Read through the entries below and return each line with the word "ylabel".
⁂
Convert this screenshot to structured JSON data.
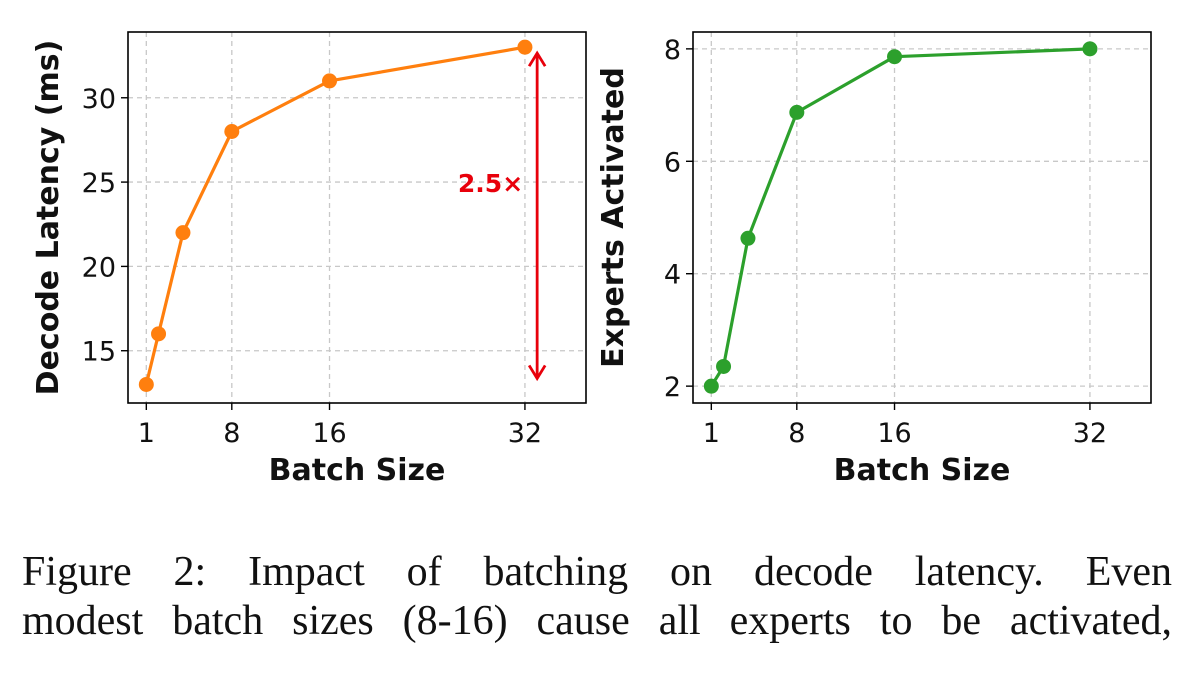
{
  "chart_data": [
    {
      "type": "line",
      "title": "",
      "xlabel": "Batch Size",
      "ylabel": "Decode Latency (ms)",
      "xticks": [
        1,
        8,
        16,
        32
      ],
      "yticks": [
        15,
        20,
        25,
        30
      ],
      "xlim": [
        -0.5,
        37
      ],
      "ylim": [
        11.9,
        33.9
      ],
      "grid": true,
      "color": "#ff7f0e",
      "series": [
        {
          "name": "Decode Latency",
          "x": [
            1,
            2,
            4,
            8,
            16,
            32
          ],
          "y": [
            13,
            16,
            22,
            28,
            31,
            33
          ]
        }
      ],
      "annotation": {
        "text": "2.5×",
        "x": 33,
        "y_from": 33,
        "y_to": 13,
        "color": "#e8000b"
      }
    },
    {
      "type": "line",
      "title": "",
      "xlabel": "Batch Size",
      "ylabel": "Experts Activated",
      "xticks": [
        1,
        8,
        16,
        32
      ],
      "yticks": [
        2,
        4,
        6,
        8
      ],
      "xlim": [
        -0.5,
        37
      ],
      "ylim": [
        1.7,
        8.3
      ],
      "grid": true,
      "color": "#2ca02c",
      "series": [
        {
          "name": "Experts Activated",
          "x": [
            1,
            2,
            4,
            8,
            16,
            32
          ],
          "y": [
            2,
            2.35,
            4.63,
            6.87,
            7.86,
            8
          ]
        }
      ]
    }
  ],
  "caption": {
    "lines": [
      "Figure 2: Impact of batching on decode latency. Even",
      "modest batch sizes (8-16) cause all experts to be activated,"
    ]
  }
}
⁂
▶ Finished answer
      "ylabel": "Decode Latency (ms)",
      "ylabel": "Experts Activated",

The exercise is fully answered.